— start DATA EXTRACT —

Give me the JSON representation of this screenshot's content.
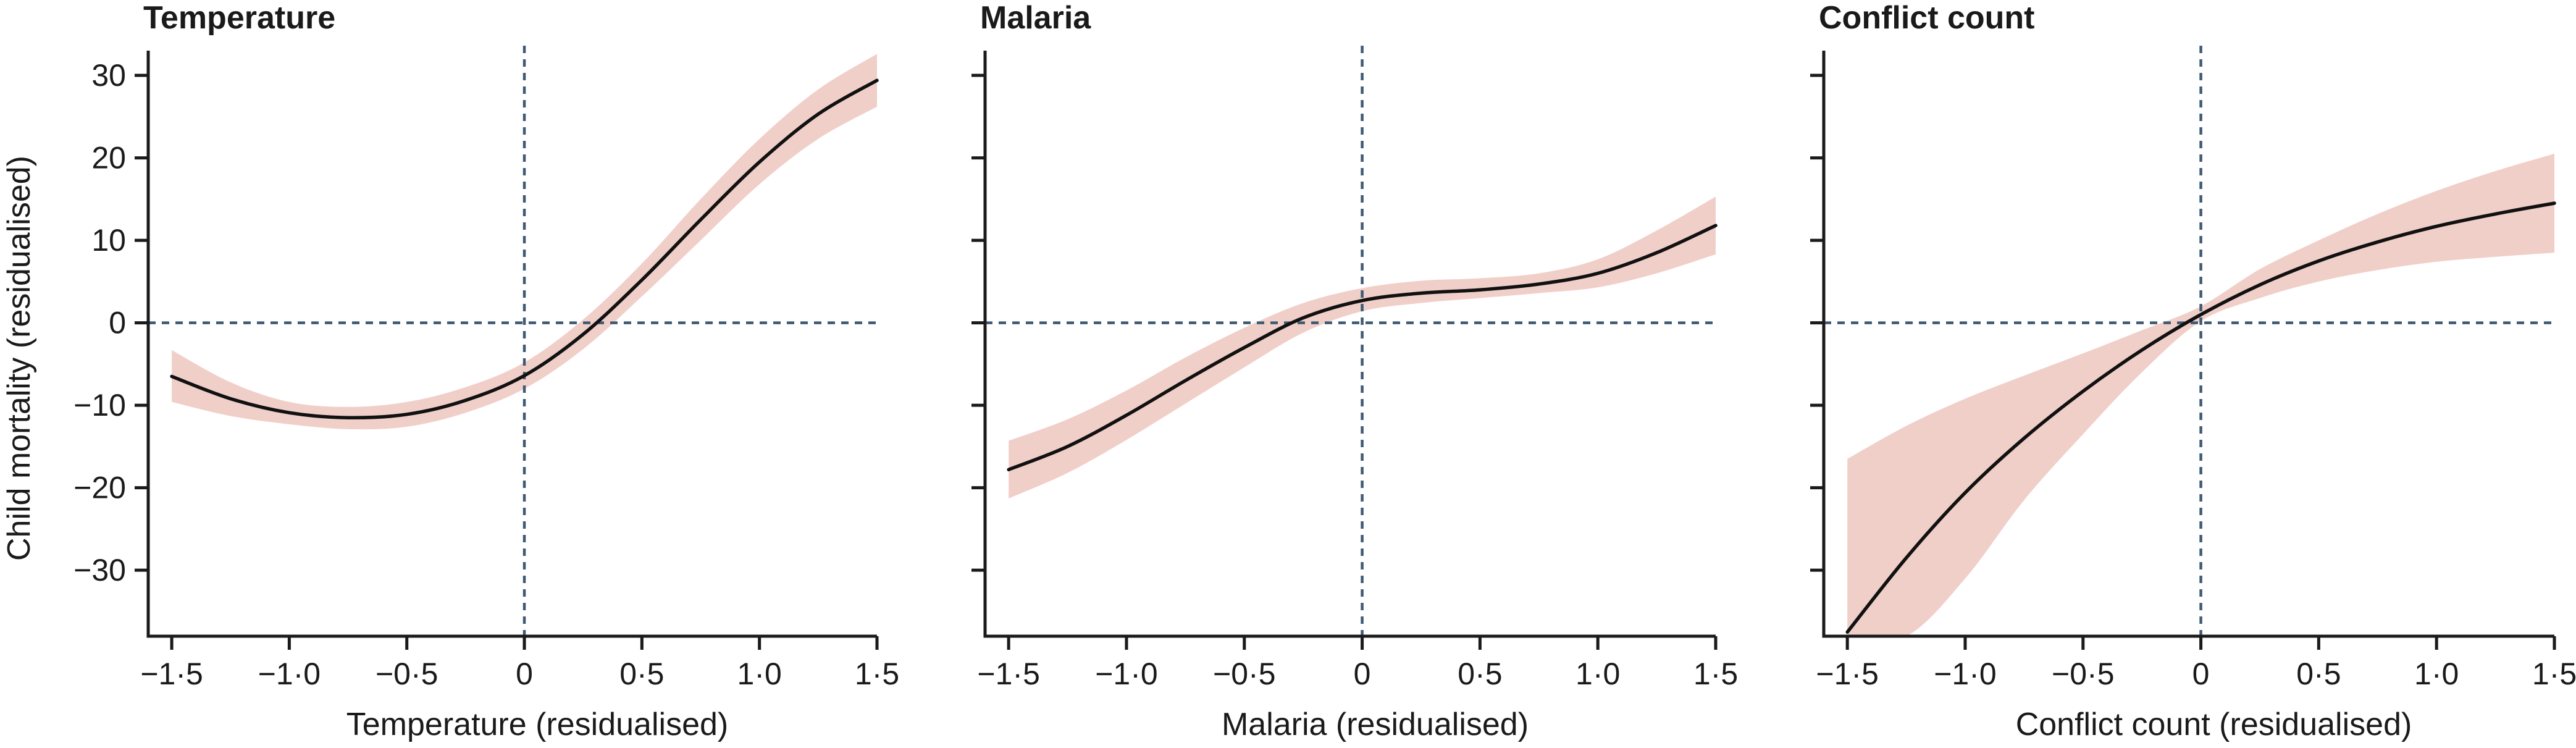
{
  "colors": {
    "line": "#111111",
    "band": "#f1cfc9",
    "reference": "#3f5a73",
    "axis": "#1a1a1a"
  },
  "shared": {
    "ylabel": "Child mortality (residualised)",
    "xticks": [
      -1.5,
      -1.0,
      -0.5,
      0,
      0.5,
      1.0,
      1.5
    ],
    "xtick_labels": [
      "−1·5",
      "−1·0",
      "−0·5",
      "0",
      "0·5",
      "1·0",
      "1·5"
    ],
    "yticks": [
      30,
      20,
      10,
      0,
      -10,
      -20,
      -30
    ],
    "ytick_labels": [
      "30",
      "20",
      "10",
      "0",
      "−10",
      "−20",
      "−30"
    ]
  },
  "chart_data": [
    {
      "type": "line",
      "title": "Temperature",
      "xlabel": "Temperature (residualised)",
      "ylabel": "Child mortality (residualised)",
      "xlim": [
        -1.6,
        1.5
      ],
      "ylim": [
        -38,
        33
      ],
      "reference_lines": {
        "x": 0,
        "y": 0
      },
      "grid": false,
      "series": [
        {
          "x": [
            -1.5,
            -1.25,
            -1.0,
            -0.75,
            -0.5,
            -0.25,
            0,
            0.25,
            0.5,
            0.75,
            1.0,
            1.25,
            1.5
          ],
          "y": [
            -6.5,
            -9.2,
            -10.9,
            -11.5,
            -11.1,
            -9.4,
            -6.4,
            -1.4,
            5.2,
            12.5,
            19.5,
            25.3,
            29.4
          ],
          "lower": [
            -9.6,
            -11.3,
            -12.3,
            -12.9,
            -12.6,
            -10.9,
            -8.0,
            -3.2,
            3.2,
            10.0,
            16.8,
            22.3,
            26.2
          ],
          "upper": [
            -3.3,
            -7.2,
            -9.6,
            -10.2,
            -9.6,
            -7.8,
            -4.8,
            0.4,
            7.2,
            15.0,
            22.3,
            28.3,
            32.6
          ]
        }
      ]
    },
    {
      "type": "line",
      "title": "Malaria",
      "xlabel": "Malaria (residualised)",
      "xlim": [
        -1.6,
        1.5
      ],
      "ylim": [
        -38,
        33
      ],
      "reference_lines": {
        "x": 0,
        "y": 0
      },
      "grid": false,
      "series": [
        {
          "x": [
            -1.5,
            -1.25,
            -1.0,
            -0.75,
            -0.5,
            -0.25,
            0,
            0.25,
            0.5,
            0.75,
            1.0,
            1.25,
            1.5
          ],
          "y": [
            -17.8,
            -15.0,
            -11.2,
            -7.0,
            -3.0,
            0.6,
            2.7,
            3.6,
            4.0,
            4.7,
            6.0,
            8.5,
            11.8
          ],
          "lower": [
            -21.3,
            -18.2,
            -14.2,
            -9.8,
            -5.4,
            -1.2,
            1.4,
            2.4,
            3.0,
            3.6,
            4.3,
            6.0,
            8.3
          ],
          "upper": [
            -14.3,
            -11.7,
            -8.2,
            -4.2,
            -0.6,
            2.4,
            4.2,
            5.1,
            5.4,
            6.0,
            7.7,
            11.2,
            15.3
          ]
        }
      ]
    },
    {
      "type": "line",
      "title": "Conflict count",
      "xlabel": "Conflict count (residualised)",
      "xlim": [
        -1.6,
        1.5
      ],
      "ylim": [
        -38,
        33
      ],
      "reference_lines": {
        "x": 0,
        "y": 0
      },
      "grid": false,
      "series": [
        {
          "x": [
            -1.5,
            -1.25,
            -1.0,
            -0.75,
            -0.5,
            -0.25,
            0,
            0.25,
            0.5,
            0.75,
            1.0,
            1.25,
            1.5
          ],
          "y": [
            -37.5,
            -28.5,
            -20.6,
            -14.0,
            -8.3,
            -3.3,
            1.0,
            4.6,
            7.5,
            9.8,
            11.7,
            13.2,
            14.5
          ],
          "lower": [
            -38.0,
            -38.0,
            -31.0,
            -21.5,
            -13.5,
            -6.0,
            0.2,
            3.0,
            5.0,
            6.4,
            7.4,
            8.0,
            8.5
          ],
          "upper": [
            -16.5,
            -12.5,
            -9.2,
            -6.4,
            -3.7,
            -0.9,
            2.0,
            6.5,
            10.0,
            13.2,
            16.0,
            18.4,
            20.5
          ]
        }
      ]
    }
  ]
}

— end DATA EXTRACT —

### EXERCISE INSTRUCTIONS:
Each line that contains the string "residualised" counts once; say how many there are and nothing else.

### FINAL RESULT:
5